- EXERCISE REQUIREMENTS
Exactly as they appear, output all of the entries.

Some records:
..............................

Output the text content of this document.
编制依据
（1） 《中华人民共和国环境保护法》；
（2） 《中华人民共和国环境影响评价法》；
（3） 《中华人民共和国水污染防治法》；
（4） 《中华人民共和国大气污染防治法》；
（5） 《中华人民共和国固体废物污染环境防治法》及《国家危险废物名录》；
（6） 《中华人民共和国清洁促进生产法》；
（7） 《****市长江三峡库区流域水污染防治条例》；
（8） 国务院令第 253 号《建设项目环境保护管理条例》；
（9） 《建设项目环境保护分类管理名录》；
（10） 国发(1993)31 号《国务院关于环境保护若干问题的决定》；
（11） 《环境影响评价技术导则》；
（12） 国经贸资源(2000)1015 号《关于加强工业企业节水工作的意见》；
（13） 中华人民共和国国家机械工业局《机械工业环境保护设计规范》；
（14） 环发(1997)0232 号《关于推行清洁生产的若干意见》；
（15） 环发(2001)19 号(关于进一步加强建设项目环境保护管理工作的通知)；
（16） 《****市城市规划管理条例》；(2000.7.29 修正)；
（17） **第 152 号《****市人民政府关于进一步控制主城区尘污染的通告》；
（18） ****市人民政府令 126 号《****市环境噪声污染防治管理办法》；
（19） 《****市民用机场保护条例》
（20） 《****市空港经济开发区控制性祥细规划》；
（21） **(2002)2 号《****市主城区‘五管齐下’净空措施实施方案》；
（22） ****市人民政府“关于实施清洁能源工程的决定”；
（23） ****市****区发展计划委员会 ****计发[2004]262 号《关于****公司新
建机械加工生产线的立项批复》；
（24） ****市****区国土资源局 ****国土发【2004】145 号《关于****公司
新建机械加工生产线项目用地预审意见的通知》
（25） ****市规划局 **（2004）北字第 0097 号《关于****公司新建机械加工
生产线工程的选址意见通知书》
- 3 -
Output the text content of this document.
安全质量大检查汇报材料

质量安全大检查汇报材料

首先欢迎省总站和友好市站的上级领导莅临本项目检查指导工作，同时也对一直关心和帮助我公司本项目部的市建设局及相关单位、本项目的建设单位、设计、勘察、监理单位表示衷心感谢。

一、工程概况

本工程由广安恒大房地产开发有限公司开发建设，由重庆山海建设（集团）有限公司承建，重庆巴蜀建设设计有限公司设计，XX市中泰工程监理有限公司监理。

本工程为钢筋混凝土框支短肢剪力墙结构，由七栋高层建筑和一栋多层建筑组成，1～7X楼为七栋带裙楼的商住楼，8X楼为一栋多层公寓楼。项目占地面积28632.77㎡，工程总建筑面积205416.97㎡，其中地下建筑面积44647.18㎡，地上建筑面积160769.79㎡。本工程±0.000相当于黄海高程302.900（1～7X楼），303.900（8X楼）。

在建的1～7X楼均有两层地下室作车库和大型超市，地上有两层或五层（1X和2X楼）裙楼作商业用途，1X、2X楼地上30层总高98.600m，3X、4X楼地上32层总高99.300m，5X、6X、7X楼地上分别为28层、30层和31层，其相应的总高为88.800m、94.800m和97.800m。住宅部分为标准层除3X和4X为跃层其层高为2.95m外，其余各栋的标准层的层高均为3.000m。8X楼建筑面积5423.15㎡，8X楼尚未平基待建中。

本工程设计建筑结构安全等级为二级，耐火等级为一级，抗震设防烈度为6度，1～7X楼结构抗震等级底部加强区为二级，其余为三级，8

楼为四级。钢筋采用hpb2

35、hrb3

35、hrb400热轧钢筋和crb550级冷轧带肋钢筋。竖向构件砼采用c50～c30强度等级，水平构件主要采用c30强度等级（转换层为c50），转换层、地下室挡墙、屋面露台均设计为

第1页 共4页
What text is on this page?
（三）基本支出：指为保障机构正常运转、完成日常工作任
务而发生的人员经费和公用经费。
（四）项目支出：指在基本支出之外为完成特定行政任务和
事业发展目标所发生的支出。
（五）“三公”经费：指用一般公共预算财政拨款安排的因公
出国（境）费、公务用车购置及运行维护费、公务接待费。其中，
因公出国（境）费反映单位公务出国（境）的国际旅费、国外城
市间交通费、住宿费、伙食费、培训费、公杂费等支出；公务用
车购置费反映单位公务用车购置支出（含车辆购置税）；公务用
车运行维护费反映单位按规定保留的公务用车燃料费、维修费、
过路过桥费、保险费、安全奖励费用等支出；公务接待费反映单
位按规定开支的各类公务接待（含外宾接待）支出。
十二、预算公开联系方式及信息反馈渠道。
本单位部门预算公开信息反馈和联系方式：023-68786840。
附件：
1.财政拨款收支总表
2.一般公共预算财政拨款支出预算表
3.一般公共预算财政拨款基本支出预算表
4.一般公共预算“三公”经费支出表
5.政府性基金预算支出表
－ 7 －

..............................

- SOLUTION FOR THIS PROBLEM
Output the text content of this document.
编制依据
（1） 《中华人民共和国环境保护法》；
（2） 《中华人民共和国环境影响评价法》；
（3） 《中华人民共和国水污染防治法》；
（4） 《中华人民共和国大气污染防治法》；
（5） 《中华人民共和国固体废物污染环境防治法》及《国家危险废物名录》；
（6） 《中华人民共和国清洁促进生产法》；
（7） 《****市长江三峡库区流域水污染防治条例》；
（8） 国务院令第 253 号《建设项目环境保护管理条例》；
（9） 《建设项目环境保护分类管理名录》；
（10） 国发(1993)31 号《国务院关于环境保护若干问题的决定》；
（11） 《环境影响评价技术导则》；
（12） 国经贸资源(2000)1015 号《关于加强工业企业节水工作的意见》；
（13） 中华人民共和国国家机械工业局《机械工业环境保护设计规范》；
（14） 环发(1997)0232 号《关于推行清洁生产的若干意见》；
（15） 环发(2001)19 号(关于进一步加强建设项目环境保护管理工作的通知)；
（16） 《****市城市规划管理条例》；(2000.7.29 修正)；
（17） **第 152 号《****市人民政府关于进一步控制主城区尘污染的通告》；
（18） ****市人民政府令 126 号《****市环境噪声污染防治管理办法》；
（19） 《****市民用机场保护条例》
（20） 《****市空港经济开发区控制性祥细规划》；
（21） **(2002)2 号《****市主城区‘五管齐下’净空措施实施方案》；
（22） ****市人民政府“关于实施清洁能源工程的决定”；
（23） ****市****区发展计划委员会 ****计发[2004]262 号《关于****公司新
建机械加工生产线的立项批复》；
（24） ****市****区国土资源局 ****国土发【2004】145 号《关于****公司
新建机械加工生产线项目用地预审意见的通知》
（25） ****市规划局 **（2004）北字第 0097 号《关于****公司新建机械加工
生产线工程的选址意见通知书》
- 3 -
Output the text content of this document.
安全质量大检查汇报材料

质量安全大检查汇报材料

首先欢迎省总站和友好市站的上级领导莅临本项目检查指导工作，同时也对一直关心和帮助我公司本项目部的市建设局及相关单位、本项目的建设单位、设计、勘察、监理单位表示衷心感谢。

一、工程概况

本工程由广安恒大房地产开发有限公司开发建设，由重庆山海建设（集团）有限公司承建，重庆巴蜀建设设计有限公司设计，XX市中泰工程监理有限公司监理。

本工程为钢筋混凝土框支短肢剪力墙结构，由七栋高层建筑和一栋多层建筑组成，1～7X楼为七栋带裙楼的商住楼，8X楼为一栋多层公寓楼。项目占地面积28632.77㎡，工程总建筑面积205416.97㎡，其中地下建筑面积44647.18㎡，地上建筑面积160769.79㎡。本工程±0.000相当于黄海高程302.900（1～7X楼），303.900（8X楼）。

在建的1～7X楼均有两层地下室作车库和大型超市，地上有两层或五层（1X和2X楼）裙楼作商业用途，1X、2X楼地上30层总高98.600m，3X、4X楼地上32层总高99.300m，5X、6X、7X楼地上分别为28层、30层和31层，其相应的总高为88.800m、94.800m和97.800m。住宅部分为标准层除3X和4X为跃层其层高为2.95m外，其余各栋的标准层的层高均为3.000m。8X楼建筑面积5423.15㎡，8X楼尚未平基待建中。

本工程设计建筑结构安全等级为二级，耐火等级为一级，抗震设防烈度为6度，1～7X楼结构抗震等级底部加强区为二级，其余为三级，8

楼为四级。钢筋采用hpb2

35、hrb3

35、hrb400热轧钢筋和crb550级冷轧带肋钢筋。竖向构件砼采用c50～c30强度等级，水平构件主要采用c30强度等级（转换层为c50），转换层、地下室挡墙、屋面露台均设计为

第1页 共4页
What text is on this page?
（三）基本支出：指为保障机构正常运转、完成日常工作任
务而发生的人员经费和公用经费。
（四）项目支出：指在基本支出之外为完成特定行政任务和
事业发展目标所发生的支出。
（五）“三公”经费：指用一般公共预算财政拨款安排的因公
出国（境）费、公务用车购置及运行维护费、公务接待费。其中，
因公出国（境）费反映单位公务出国（境）的国际旅费、国外城
市间交通费、住宿费、伙食费、培训费、公杂费等支出；公务用
车购置费反映单位公务用车购置支出（含车辆购置税）；公务用
车运行维护费反映单位按规定保留的公务用车燃料费、维修费、
过路过桥费、保险费、安全奖励费用等支出；公务接待费反映单
位按规定开支的各类公务接待（含外宾接待）支出。
十二、预算公开联系方式及信息反馈渠道。
本单位部门预算公开信息反馈和联系方式：023-68786840。
附件：
1.财政拨款收支总表
2.一般公共预算财政拨款支出预算表
3.一般公共预算财政拨款基本支出预算表
4.一般公共预算“三公”经费支出表
5.政府性基金预算支出表
－ 7 －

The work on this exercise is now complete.